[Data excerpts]

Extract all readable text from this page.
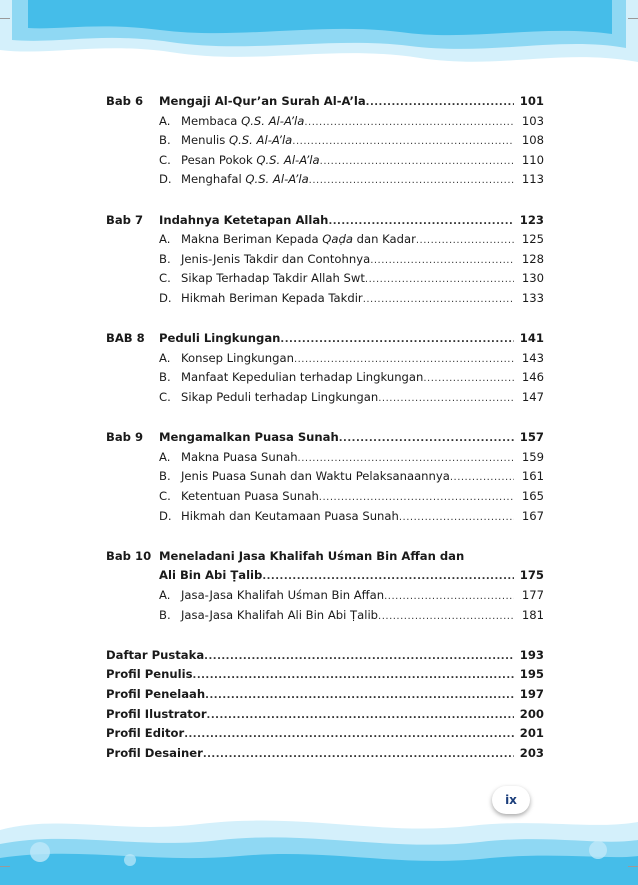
Bab 6 Mengaji Al-Qur’an Surah Al-A’la .....	101
A. Membaca Q.S. Al-A’la .....	103
B. Menulis Q.S. Al-A’la .....	108
C. Pesan Pokok Q.S. Al-A’la .....	110
D. Menghafal Q.S. Al-A’la .....	113
Bab 7 Indahnya Ketetapan Allah .....	123
A. Makna Beriman Kepada Qaḍa dan Kadar .....	125
B. Jenis-Jenis Takdir dan Contohnya .....	128
C. Sikap Terhadap Takdir Allah Swt .....	130
D. Hikmah Beriman Kepada Takdir .....	133
BAB 8 Peduli Lingkungan .....	141
A. Konsep Lingkungan .....	143
B. Manfaat Kepedulian terhadap Lingkungan .....	146
C. Sikap Peduli terhadap Lingkungan .....	147
Bab 9 Mengamalkan Puasa Sunah .....	157
A. Makna Puasa Sunah .....	159
B. Jenis Puasa Sunah dan Waktu Pelaksanaannya .....	161
C. Ketentuan Puasa Sunah .....	165
D. Hikmah dan Keutamaan Puasa Sunah .....	167
Bab 10 Meneladani Jasa Khalifah Uśman Bin Affan dan
Ali Bin Abi Ṭalib .....	175
A. Jasa-Jasa Khalifah Uśman Bin Affan .....	177
B. Jasa-Jasa Khalifah Ali Bin Abi Ṭalib .....	181
Daftar Pustaka .....	193
Profil Penulis .....	195
Profil Penelaah .....	197
Profil Ilustrator .....	200
Profil Editor .....	201
Profil Desainer .....	203
ix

WHAT THE TASK ASKS: State the number of lines in the records that include "Lingkungan", and write nothing else.

ANSWER IN FULL: 4